Rows from a dataset:

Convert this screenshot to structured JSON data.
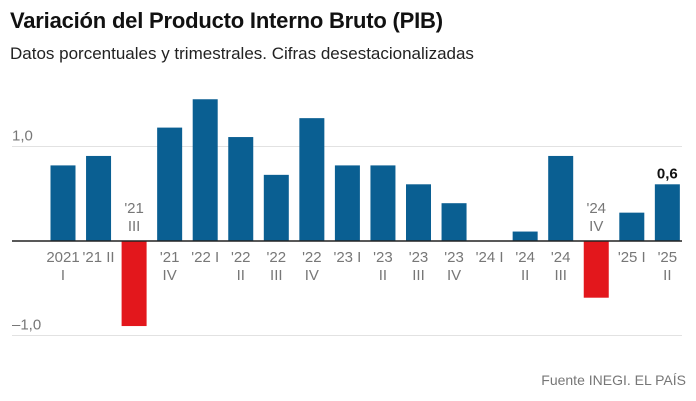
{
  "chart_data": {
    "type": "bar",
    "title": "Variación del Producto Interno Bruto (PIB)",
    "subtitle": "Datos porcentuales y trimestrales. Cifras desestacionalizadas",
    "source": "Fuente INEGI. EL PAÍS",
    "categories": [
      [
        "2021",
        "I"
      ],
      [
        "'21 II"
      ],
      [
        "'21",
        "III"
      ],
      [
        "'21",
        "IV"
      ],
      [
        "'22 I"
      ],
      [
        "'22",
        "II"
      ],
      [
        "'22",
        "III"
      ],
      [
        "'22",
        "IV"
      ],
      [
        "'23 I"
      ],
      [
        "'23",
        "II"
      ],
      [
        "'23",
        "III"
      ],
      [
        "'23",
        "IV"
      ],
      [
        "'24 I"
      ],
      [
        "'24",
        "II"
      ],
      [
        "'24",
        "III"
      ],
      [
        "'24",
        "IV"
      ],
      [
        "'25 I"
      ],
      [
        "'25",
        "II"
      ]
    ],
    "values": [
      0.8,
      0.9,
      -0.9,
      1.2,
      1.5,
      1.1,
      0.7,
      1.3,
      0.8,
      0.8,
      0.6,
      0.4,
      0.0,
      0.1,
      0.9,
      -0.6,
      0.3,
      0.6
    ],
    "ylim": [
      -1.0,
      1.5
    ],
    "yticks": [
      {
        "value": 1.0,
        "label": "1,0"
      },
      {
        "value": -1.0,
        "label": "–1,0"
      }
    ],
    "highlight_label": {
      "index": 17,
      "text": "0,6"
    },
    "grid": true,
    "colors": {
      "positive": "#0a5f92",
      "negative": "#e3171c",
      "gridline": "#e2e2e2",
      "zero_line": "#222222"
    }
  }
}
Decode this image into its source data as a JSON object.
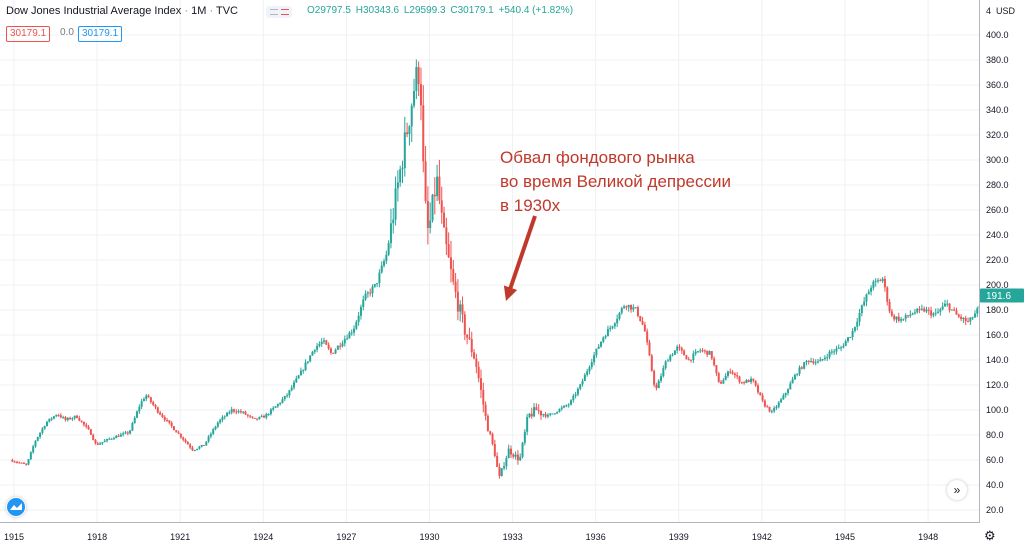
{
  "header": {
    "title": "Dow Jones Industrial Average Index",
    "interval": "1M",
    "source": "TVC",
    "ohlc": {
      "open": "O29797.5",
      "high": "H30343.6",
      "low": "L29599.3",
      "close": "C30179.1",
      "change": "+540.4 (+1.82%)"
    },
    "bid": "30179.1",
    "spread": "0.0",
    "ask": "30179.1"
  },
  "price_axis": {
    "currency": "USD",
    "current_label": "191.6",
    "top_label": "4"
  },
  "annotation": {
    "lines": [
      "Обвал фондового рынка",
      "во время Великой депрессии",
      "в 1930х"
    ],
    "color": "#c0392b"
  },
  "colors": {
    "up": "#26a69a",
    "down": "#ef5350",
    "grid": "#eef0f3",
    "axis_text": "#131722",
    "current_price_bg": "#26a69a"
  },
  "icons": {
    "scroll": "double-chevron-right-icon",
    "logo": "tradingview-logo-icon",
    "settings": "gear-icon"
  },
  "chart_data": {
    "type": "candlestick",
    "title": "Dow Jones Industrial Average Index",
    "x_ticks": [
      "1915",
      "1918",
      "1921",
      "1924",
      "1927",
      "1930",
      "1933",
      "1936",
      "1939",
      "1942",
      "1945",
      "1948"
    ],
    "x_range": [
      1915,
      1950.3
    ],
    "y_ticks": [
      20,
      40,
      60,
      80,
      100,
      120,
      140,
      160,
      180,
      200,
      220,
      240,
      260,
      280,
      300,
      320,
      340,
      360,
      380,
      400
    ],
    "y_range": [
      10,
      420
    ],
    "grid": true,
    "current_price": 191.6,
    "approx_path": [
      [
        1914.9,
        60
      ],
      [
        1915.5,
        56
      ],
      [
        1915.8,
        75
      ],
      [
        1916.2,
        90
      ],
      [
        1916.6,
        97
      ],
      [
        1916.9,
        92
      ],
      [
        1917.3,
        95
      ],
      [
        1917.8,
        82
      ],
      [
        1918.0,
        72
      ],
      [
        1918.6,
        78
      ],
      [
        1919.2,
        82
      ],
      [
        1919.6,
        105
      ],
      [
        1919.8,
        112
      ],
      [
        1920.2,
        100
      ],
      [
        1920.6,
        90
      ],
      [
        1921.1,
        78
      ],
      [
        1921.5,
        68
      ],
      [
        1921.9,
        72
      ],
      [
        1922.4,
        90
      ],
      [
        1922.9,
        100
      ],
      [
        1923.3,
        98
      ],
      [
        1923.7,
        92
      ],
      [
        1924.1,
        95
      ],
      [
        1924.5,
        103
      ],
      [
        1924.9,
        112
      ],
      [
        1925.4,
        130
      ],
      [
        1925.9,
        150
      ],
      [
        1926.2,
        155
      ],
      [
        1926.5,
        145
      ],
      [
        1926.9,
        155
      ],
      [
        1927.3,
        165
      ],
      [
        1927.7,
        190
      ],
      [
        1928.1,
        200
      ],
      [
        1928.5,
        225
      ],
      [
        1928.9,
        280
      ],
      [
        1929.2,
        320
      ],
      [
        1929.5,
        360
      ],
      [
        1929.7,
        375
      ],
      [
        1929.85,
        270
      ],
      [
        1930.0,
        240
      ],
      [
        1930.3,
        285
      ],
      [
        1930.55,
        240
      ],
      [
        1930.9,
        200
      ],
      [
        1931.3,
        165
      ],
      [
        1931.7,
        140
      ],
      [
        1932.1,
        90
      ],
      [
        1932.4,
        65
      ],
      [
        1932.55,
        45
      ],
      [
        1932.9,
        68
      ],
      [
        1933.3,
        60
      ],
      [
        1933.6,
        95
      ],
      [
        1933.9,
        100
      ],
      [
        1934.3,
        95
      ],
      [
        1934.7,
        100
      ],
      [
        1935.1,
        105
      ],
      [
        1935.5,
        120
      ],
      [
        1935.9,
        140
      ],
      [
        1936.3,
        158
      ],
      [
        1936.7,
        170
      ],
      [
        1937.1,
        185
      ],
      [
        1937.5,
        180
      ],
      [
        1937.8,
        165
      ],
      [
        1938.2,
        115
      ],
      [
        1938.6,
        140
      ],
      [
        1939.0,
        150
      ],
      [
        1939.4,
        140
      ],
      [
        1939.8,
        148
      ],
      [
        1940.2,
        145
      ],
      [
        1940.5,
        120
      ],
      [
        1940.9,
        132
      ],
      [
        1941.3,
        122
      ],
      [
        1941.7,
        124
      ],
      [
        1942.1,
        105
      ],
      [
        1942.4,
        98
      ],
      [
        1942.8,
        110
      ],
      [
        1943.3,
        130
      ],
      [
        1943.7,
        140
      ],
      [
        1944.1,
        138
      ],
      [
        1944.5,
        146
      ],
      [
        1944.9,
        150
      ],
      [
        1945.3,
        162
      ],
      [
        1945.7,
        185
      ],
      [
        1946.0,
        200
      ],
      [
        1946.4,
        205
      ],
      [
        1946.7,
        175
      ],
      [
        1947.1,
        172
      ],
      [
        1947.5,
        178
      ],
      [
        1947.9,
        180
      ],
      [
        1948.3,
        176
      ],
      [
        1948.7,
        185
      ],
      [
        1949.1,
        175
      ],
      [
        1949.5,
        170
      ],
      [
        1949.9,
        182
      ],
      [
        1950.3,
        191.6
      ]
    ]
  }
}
* * *
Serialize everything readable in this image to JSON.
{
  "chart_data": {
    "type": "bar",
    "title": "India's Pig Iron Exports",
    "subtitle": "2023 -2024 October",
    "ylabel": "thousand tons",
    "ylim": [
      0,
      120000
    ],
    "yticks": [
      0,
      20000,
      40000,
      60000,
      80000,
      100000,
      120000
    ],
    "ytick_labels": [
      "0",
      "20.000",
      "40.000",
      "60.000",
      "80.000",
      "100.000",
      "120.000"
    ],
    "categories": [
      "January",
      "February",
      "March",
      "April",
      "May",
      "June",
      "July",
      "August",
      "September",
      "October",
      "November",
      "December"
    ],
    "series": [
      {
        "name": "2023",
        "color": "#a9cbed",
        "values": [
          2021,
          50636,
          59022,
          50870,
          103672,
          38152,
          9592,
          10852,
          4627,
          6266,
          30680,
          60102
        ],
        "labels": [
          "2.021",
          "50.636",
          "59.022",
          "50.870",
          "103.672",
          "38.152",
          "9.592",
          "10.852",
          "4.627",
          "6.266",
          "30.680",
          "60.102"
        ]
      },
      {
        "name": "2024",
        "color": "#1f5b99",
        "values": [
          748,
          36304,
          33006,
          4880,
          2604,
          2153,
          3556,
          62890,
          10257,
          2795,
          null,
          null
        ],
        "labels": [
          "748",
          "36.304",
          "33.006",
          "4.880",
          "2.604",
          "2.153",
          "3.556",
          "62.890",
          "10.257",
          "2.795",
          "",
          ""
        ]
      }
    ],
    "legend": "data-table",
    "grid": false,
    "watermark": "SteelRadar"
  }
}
==
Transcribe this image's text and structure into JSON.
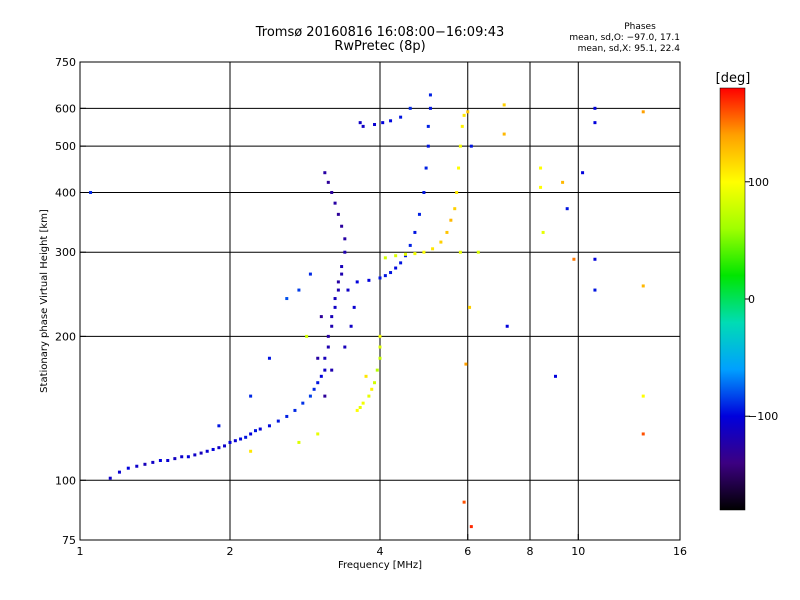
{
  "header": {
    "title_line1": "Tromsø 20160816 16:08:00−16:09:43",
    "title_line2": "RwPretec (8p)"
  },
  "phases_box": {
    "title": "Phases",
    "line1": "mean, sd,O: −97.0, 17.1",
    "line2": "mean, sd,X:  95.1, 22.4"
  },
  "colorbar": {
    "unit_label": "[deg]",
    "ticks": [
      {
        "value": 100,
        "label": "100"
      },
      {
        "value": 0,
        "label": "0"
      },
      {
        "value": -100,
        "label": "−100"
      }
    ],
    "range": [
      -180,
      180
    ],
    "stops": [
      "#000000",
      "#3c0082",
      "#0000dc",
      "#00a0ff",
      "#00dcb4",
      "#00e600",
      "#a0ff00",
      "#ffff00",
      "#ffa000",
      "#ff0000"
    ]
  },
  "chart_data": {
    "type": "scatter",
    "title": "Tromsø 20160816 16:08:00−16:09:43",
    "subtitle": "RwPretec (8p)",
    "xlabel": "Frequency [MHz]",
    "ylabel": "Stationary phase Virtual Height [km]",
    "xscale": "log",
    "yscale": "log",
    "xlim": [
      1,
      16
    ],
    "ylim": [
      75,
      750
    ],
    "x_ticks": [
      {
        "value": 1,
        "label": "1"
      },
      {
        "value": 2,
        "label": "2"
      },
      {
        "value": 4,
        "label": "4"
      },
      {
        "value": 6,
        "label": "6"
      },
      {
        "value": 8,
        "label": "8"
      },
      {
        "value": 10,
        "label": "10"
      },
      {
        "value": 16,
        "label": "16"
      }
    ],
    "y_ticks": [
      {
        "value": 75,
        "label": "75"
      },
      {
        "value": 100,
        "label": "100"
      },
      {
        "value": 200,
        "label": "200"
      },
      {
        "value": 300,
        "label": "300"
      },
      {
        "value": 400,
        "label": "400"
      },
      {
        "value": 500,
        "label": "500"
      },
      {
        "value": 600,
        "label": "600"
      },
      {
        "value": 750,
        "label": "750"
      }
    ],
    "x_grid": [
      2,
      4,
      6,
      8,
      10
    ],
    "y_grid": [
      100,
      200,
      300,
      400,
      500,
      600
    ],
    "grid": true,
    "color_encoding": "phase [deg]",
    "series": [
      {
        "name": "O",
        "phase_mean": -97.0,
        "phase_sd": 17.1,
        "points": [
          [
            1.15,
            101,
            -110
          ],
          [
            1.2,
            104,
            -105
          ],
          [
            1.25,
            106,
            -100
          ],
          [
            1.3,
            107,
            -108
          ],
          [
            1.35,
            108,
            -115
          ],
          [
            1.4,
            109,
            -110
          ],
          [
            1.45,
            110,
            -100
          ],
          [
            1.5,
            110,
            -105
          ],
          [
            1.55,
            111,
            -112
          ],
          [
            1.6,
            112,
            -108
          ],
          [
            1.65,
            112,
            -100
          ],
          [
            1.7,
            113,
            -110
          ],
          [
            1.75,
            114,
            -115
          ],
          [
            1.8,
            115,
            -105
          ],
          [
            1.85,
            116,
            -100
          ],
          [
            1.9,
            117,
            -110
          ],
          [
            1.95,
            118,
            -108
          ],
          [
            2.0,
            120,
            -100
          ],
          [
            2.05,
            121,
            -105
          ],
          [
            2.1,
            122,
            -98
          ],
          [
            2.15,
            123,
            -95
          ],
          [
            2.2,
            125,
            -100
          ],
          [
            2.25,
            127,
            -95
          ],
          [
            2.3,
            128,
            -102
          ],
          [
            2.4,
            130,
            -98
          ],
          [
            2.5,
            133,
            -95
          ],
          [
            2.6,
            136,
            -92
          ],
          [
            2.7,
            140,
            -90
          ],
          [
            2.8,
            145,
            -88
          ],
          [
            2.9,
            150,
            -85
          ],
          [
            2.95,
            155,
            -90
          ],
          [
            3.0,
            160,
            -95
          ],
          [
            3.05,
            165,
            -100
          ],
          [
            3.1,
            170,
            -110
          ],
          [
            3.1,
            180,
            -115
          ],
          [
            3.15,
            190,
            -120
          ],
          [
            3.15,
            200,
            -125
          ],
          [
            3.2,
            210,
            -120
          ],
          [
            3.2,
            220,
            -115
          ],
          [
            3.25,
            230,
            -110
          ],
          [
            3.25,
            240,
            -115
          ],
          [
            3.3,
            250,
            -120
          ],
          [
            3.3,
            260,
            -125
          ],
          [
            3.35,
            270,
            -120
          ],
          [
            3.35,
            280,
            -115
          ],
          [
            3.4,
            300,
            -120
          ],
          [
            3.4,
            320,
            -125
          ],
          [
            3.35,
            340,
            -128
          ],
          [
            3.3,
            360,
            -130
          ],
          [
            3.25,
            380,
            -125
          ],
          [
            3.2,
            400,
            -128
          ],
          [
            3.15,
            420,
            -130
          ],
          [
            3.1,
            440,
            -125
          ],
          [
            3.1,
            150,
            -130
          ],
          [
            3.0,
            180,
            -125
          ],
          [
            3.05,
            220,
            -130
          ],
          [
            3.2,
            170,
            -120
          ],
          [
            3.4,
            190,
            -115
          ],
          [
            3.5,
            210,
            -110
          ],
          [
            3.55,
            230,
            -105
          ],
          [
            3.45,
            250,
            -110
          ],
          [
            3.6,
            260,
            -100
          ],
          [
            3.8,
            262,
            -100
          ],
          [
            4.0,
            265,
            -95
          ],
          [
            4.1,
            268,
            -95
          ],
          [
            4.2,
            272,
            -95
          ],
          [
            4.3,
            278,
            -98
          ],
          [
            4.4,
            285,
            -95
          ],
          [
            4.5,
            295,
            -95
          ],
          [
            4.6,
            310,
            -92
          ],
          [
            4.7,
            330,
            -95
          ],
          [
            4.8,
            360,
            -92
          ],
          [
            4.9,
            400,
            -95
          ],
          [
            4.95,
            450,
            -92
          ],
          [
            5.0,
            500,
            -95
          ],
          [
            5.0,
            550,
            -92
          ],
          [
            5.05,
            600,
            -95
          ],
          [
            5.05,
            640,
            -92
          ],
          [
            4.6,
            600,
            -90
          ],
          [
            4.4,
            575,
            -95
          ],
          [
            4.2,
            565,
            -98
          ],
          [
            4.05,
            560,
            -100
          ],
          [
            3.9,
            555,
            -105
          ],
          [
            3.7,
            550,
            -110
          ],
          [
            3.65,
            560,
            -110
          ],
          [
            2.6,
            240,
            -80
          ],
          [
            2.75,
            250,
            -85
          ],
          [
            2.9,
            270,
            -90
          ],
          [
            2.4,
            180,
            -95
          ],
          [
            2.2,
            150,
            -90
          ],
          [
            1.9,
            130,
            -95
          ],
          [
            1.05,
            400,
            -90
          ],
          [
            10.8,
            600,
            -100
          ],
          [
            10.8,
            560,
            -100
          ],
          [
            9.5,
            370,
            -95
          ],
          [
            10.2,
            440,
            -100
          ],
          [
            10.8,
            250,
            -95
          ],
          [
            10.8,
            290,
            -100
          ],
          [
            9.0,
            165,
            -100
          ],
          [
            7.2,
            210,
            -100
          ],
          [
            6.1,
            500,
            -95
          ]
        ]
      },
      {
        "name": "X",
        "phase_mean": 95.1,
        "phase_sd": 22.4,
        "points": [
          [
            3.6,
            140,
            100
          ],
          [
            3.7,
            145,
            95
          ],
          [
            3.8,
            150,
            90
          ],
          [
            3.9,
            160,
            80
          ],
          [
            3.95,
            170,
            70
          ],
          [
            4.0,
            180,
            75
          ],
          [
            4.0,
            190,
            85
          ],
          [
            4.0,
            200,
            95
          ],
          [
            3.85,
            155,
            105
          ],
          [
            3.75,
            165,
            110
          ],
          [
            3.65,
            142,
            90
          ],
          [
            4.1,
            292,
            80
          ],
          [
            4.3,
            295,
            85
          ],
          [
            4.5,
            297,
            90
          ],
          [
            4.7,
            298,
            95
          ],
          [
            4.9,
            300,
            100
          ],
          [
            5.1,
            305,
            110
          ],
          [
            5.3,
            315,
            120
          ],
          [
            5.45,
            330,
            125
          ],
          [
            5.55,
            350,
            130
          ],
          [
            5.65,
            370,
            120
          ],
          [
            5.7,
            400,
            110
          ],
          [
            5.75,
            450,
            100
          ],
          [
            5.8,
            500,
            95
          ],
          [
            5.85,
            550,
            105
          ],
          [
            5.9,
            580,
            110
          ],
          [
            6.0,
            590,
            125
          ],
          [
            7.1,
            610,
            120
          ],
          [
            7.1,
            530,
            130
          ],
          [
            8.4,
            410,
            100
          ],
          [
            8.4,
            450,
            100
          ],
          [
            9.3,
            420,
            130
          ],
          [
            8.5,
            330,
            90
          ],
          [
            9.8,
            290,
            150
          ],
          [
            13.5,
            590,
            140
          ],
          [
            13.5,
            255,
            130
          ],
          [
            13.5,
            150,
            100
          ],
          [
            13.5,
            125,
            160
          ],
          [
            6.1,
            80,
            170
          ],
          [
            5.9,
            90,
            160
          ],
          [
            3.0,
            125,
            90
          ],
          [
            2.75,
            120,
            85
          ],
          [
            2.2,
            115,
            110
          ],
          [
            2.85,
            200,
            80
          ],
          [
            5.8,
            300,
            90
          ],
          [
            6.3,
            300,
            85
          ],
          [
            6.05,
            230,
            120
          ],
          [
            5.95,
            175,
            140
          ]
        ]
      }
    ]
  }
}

§ **What needs to be done**: Where a line above contains the string "type", copy that line.

§ **Exercise output**:
    "type": "bar",
    "type": "candlestick",
    "type": "bar",
    "type": "scatter",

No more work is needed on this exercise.